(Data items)
begin

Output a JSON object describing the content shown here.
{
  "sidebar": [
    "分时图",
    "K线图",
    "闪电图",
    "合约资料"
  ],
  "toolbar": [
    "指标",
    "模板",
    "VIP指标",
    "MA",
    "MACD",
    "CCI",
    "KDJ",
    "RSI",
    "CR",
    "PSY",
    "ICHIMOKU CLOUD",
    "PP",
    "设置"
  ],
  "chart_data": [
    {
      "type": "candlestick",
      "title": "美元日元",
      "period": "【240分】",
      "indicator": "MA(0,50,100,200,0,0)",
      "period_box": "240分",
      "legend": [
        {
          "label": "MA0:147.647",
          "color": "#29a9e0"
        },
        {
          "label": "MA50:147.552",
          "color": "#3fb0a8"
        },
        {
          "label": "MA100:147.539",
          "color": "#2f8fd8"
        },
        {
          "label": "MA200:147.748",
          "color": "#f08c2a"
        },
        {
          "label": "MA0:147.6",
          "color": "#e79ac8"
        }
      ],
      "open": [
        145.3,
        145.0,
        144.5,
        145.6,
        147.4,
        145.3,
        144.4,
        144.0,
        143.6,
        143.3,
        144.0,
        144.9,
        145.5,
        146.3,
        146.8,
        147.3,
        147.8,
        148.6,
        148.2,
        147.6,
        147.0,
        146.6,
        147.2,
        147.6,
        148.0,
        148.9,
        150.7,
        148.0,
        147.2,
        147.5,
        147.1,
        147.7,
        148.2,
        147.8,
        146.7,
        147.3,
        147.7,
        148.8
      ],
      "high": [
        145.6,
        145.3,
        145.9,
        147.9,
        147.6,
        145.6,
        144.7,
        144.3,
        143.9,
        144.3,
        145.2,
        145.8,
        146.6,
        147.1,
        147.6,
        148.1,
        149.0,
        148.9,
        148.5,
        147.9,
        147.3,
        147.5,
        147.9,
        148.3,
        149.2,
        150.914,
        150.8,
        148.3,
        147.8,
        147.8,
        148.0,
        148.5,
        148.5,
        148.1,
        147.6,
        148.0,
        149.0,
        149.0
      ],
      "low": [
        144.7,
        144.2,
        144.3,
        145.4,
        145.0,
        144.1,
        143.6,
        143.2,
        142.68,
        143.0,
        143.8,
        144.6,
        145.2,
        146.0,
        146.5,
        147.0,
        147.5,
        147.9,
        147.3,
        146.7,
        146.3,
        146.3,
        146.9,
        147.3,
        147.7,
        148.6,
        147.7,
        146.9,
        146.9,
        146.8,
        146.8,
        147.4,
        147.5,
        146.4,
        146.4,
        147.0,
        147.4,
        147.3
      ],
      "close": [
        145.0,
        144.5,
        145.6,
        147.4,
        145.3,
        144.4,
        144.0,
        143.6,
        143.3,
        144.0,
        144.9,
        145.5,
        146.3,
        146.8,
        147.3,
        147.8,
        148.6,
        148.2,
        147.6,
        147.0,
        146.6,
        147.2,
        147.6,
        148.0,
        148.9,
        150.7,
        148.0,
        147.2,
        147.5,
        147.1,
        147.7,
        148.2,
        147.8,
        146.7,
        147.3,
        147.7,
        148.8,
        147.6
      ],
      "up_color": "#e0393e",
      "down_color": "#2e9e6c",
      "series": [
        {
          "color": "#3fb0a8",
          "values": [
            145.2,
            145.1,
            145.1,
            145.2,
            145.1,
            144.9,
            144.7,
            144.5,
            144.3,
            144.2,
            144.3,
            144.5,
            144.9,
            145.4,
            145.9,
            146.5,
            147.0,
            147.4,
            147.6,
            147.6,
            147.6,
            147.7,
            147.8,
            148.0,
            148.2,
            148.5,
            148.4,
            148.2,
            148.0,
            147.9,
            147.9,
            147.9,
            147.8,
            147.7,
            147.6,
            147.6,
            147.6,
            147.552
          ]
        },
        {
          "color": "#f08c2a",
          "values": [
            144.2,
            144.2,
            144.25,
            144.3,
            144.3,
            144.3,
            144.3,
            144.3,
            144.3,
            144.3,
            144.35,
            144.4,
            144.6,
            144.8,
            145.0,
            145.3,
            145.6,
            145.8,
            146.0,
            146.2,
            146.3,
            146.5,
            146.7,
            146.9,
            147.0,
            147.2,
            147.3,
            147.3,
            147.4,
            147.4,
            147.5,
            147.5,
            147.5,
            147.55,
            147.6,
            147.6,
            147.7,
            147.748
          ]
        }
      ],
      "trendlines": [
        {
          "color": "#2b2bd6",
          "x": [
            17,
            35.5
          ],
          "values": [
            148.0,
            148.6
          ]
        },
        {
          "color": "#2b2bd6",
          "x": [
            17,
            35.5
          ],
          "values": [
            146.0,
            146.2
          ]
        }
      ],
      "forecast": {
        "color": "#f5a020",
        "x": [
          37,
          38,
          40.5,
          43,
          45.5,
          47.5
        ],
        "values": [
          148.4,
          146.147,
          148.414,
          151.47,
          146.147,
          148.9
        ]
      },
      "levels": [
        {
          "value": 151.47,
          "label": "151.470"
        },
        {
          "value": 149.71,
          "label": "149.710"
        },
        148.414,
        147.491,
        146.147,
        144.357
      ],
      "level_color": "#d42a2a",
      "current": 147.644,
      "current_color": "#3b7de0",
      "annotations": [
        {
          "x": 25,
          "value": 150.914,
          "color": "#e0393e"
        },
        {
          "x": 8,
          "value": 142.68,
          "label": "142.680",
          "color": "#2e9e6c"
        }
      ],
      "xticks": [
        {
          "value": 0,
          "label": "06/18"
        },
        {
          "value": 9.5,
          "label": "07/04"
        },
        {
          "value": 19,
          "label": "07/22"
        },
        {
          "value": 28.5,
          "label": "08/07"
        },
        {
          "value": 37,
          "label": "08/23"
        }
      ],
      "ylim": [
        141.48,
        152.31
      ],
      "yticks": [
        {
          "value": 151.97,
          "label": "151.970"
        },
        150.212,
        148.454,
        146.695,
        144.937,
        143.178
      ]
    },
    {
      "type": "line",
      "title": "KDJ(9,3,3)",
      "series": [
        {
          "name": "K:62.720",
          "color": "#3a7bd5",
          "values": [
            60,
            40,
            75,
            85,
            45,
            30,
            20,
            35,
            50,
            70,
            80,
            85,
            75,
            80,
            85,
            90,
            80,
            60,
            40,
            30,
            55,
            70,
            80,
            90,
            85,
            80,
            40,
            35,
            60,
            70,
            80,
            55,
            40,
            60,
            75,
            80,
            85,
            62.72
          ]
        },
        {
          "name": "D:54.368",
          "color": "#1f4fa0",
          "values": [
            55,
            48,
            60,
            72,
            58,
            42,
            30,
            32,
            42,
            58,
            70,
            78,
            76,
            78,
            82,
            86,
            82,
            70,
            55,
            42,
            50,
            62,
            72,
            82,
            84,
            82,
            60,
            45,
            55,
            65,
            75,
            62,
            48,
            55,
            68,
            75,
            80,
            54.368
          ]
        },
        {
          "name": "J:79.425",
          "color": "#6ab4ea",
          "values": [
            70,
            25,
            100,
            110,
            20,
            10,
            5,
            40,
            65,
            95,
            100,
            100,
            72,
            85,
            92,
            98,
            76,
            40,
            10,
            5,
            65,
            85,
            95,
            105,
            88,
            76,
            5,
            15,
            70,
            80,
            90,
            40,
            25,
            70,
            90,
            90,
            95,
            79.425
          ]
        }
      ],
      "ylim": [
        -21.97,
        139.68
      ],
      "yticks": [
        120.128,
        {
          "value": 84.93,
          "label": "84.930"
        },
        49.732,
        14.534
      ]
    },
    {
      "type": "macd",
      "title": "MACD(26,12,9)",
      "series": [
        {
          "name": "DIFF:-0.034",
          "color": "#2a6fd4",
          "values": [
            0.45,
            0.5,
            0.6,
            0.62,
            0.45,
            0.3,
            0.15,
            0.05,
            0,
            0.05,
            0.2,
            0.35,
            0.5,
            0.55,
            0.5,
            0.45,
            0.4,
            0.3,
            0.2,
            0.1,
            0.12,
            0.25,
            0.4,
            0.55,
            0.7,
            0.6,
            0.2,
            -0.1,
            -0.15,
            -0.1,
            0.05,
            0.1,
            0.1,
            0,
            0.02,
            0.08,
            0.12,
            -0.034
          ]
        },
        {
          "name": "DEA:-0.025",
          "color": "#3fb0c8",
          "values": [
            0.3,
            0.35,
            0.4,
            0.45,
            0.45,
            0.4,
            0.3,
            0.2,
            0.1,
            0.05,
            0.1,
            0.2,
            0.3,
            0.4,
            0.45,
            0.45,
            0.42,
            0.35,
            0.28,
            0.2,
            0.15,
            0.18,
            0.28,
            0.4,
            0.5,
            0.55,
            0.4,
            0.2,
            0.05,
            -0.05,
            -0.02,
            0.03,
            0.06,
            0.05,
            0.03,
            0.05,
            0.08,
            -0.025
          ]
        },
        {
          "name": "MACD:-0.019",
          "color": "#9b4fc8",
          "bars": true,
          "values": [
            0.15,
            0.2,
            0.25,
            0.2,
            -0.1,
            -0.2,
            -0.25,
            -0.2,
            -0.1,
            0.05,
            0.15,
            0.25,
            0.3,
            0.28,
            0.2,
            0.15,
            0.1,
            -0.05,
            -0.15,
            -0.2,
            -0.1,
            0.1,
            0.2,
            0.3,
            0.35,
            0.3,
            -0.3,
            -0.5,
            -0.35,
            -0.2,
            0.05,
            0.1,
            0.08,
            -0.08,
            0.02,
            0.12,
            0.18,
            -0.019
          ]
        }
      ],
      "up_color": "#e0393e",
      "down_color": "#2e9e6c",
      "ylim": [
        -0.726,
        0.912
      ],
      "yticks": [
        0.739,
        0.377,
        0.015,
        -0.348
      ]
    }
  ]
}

end

**Task objective**:
Look through the data and gather every line with the string "name" in it.

**The result**:
          "name": "K:62.720",
          "name": "D:54.368",
          "name": "J:79.425",
          "name": "DIFF:-0.034",
          "name": "DEA:-0.025",
          "name": "MACD:-0.019",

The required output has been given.